* WORK INSTRUCTIONS
Search the listing for the string "name" and copy every line that contains it.

BEGIN ENTRIES PROVIDED

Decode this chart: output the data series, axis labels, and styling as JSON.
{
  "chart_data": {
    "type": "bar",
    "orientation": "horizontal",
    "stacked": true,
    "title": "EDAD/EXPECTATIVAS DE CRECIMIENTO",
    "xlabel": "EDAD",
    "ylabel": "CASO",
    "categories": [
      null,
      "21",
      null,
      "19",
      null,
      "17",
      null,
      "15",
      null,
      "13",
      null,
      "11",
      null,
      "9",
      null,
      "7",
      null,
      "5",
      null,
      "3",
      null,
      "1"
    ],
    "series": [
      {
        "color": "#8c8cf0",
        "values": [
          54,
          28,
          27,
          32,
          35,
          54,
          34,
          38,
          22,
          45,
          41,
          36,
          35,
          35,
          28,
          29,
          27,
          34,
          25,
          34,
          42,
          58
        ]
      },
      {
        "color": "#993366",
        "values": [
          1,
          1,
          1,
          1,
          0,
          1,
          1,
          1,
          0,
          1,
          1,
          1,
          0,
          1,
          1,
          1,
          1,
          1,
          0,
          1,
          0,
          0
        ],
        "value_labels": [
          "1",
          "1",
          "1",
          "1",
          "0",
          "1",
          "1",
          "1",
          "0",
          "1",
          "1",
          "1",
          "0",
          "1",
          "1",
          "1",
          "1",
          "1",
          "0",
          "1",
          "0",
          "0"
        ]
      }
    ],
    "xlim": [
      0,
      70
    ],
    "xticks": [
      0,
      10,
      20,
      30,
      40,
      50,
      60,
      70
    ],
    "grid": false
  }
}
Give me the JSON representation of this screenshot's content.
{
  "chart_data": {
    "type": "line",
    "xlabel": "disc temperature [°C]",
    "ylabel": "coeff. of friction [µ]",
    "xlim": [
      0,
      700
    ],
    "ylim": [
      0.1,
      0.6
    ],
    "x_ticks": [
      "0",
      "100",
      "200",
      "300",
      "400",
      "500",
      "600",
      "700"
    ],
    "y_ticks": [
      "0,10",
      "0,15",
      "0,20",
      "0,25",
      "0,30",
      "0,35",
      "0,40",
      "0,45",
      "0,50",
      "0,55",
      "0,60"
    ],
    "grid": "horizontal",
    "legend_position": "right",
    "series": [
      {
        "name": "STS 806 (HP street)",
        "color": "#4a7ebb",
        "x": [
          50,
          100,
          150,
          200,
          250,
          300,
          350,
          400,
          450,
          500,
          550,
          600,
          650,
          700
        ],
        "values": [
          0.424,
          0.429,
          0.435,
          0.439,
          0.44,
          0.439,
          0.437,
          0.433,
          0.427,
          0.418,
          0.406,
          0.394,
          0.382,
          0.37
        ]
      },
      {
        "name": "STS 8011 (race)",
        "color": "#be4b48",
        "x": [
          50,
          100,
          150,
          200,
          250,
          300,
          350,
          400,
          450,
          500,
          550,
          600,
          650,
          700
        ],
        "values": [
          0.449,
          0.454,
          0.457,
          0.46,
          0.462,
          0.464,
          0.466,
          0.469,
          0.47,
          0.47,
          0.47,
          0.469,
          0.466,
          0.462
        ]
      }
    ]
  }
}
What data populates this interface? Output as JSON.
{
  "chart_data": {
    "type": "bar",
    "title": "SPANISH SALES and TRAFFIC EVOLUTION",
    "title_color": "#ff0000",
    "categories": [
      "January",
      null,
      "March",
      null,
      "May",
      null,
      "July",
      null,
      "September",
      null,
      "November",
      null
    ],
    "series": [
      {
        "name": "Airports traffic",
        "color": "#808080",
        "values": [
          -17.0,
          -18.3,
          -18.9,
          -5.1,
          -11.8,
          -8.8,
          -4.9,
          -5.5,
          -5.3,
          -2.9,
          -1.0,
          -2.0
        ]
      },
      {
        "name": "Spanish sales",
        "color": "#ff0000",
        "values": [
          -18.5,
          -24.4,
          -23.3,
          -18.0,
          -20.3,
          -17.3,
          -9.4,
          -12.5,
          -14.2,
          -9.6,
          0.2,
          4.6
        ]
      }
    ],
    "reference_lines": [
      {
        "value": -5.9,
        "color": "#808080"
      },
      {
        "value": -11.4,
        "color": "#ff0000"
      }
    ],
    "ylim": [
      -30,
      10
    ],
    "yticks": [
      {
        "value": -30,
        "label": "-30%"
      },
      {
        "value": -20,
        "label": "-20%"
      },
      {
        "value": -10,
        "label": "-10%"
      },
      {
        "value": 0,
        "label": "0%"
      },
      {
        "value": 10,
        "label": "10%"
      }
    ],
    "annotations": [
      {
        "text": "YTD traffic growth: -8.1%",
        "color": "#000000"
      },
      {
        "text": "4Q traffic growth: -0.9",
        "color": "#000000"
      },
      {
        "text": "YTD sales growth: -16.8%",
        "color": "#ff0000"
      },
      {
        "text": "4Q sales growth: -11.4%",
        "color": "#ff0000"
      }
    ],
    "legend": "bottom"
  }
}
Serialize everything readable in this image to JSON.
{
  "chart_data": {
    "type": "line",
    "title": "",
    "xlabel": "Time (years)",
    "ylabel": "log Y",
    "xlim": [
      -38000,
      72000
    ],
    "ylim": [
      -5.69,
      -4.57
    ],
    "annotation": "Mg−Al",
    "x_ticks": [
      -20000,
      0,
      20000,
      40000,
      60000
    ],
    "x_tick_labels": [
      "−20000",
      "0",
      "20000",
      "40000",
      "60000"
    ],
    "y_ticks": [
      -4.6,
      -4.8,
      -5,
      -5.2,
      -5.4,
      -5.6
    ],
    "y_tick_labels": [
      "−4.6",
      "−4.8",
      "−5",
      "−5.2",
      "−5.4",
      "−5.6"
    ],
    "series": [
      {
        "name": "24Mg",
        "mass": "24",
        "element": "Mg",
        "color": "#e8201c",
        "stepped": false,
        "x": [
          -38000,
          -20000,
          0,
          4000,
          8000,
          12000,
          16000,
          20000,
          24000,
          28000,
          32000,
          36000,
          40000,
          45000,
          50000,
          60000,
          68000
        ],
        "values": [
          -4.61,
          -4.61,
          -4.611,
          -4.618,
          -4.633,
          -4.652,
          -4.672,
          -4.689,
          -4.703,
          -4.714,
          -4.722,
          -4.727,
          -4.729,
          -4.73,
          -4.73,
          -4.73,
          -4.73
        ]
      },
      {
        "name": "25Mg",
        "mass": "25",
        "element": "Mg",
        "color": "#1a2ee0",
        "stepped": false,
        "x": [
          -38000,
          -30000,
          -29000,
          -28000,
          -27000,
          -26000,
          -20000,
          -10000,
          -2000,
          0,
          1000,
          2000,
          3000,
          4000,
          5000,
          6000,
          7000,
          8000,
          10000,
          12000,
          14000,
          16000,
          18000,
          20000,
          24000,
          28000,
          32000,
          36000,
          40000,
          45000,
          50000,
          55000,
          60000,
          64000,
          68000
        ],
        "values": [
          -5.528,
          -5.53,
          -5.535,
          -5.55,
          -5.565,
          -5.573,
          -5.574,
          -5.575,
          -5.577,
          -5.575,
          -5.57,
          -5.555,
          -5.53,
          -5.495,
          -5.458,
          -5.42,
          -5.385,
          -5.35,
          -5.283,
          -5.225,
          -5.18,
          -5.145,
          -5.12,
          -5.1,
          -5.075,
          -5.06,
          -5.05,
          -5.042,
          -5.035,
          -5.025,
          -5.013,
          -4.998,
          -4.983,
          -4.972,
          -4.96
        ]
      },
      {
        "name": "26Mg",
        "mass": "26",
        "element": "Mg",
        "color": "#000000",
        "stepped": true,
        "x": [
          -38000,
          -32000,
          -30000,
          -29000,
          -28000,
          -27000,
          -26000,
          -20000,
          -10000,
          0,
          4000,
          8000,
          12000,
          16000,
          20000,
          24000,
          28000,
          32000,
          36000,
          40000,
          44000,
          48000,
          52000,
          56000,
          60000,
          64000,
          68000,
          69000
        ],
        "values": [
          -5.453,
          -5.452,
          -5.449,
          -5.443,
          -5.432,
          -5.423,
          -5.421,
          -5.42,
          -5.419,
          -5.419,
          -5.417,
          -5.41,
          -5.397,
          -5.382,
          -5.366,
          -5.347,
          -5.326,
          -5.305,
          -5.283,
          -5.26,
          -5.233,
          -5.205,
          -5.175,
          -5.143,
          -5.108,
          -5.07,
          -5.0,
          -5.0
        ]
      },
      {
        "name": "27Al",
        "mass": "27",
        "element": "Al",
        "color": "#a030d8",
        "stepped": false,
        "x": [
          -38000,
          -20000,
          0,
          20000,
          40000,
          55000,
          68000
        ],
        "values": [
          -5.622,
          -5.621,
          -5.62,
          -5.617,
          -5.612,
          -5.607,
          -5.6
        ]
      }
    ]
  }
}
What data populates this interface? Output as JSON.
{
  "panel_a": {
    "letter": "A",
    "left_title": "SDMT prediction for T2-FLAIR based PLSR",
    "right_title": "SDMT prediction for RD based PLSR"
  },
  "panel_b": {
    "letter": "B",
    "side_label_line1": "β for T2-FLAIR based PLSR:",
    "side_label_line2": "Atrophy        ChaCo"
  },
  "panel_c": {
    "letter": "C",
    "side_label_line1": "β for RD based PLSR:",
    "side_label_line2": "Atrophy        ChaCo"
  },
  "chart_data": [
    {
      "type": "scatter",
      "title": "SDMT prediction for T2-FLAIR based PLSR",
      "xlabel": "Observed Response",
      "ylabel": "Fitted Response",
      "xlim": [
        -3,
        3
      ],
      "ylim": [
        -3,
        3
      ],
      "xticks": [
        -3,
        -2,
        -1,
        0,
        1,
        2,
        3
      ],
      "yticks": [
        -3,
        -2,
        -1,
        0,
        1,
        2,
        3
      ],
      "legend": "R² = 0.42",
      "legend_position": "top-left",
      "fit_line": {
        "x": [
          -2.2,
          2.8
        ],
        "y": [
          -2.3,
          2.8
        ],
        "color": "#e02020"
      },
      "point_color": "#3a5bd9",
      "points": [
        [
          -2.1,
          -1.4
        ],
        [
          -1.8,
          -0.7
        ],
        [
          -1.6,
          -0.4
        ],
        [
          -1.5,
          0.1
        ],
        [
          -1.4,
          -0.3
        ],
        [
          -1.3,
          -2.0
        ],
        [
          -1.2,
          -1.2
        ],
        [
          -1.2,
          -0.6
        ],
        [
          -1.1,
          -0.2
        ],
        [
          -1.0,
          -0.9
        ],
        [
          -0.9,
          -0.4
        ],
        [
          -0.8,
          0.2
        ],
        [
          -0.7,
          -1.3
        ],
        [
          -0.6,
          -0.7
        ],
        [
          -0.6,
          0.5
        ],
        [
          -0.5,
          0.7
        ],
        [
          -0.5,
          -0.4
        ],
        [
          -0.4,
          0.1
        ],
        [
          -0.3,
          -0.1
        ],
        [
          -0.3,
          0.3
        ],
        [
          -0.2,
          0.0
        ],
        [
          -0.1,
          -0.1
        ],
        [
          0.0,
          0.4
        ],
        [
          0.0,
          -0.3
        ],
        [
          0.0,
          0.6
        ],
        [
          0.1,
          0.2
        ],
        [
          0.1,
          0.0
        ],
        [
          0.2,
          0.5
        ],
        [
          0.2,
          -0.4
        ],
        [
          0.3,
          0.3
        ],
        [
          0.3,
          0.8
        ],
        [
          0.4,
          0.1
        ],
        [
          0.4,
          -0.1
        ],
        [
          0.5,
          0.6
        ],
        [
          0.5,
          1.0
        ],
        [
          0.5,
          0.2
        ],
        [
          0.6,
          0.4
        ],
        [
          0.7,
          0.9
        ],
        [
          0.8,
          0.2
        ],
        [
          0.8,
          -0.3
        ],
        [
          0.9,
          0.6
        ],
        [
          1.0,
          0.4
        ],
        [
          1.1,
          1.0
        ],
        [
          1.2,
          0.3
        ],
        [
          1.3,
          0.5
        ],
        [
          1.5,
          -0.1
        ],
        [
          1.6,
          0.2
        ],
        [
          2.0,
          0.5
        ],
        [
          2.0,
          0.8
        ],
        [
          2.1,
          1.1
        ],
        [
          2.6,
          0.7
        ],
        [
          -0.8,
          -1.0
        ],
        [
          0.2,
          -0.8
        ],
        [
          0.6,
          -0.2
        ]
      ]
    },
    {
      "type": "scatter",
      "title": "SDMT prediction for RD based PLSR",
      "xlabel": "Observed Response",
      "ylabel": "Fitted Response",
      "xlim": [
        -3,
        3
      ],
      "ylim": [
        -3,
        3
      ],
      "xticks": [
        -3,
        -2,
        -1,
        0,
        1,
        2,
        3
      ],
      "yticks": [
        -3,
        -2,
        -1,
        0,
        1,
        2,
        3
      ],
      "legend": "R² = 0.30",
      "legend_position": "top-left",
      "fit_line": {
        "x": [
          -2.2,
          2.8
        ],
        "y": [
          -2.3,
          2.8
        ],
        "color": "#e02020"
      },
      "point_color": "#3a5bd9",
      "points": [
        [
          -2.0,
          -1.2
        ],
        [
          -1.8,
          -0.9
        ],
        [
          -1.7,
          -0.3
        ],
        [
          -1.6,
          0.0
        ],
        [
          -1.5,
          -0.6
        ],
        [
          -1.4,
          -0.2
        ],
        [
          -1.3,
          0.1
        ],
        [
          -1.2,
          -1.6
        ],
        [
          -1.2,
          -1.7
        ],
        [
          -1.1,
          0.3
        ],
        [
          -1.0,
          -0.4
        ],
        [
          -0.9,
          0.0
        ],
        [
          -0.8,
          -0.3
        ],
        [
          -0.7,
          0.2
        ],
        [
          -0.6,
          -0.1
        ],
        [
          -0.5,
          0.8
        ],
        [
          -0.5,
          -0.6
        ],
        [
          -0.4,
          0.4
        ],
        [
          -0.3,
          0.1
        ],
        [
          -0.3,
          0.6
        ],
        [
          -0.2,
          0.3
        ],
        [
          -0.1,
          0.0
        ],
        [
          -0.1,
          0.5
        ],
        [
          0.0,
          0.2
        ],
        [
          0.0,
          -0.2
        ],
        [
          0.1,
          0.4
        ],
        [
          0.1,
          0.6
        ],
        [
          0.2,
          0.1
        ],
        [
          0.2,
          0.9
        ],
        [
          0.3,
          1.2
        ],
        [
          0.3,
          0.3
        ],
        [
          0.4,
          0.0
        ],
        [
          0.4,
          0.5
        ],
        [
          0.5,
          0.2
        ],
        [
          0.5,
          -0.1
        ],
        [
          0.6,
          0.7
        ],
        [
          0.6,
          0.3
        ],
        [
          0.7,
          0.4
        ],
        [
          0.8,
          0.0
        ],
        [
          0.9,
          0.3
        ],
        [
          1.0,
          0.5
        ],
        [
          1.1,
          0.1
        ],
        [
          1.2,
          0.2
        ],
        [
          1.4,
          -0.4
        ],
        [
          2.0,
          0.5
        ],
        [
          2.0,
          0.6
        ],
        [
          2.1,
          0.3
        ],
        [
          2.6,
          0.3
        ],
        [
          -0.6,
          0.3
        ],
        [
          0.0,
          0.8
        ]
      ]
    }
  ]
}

END ENTRIES PROVIDED

* RESULT FOR THIS EXERCISE
        "name": "STS 806 (HP street)",
        "name": "STS 8011 (race)",
        "name": "Airports traffic",
        "name": "Spanish sales",
        "name": "24Mg",
        "name": "25Mg",
        "name": "26Mg",
        "name": "27Al",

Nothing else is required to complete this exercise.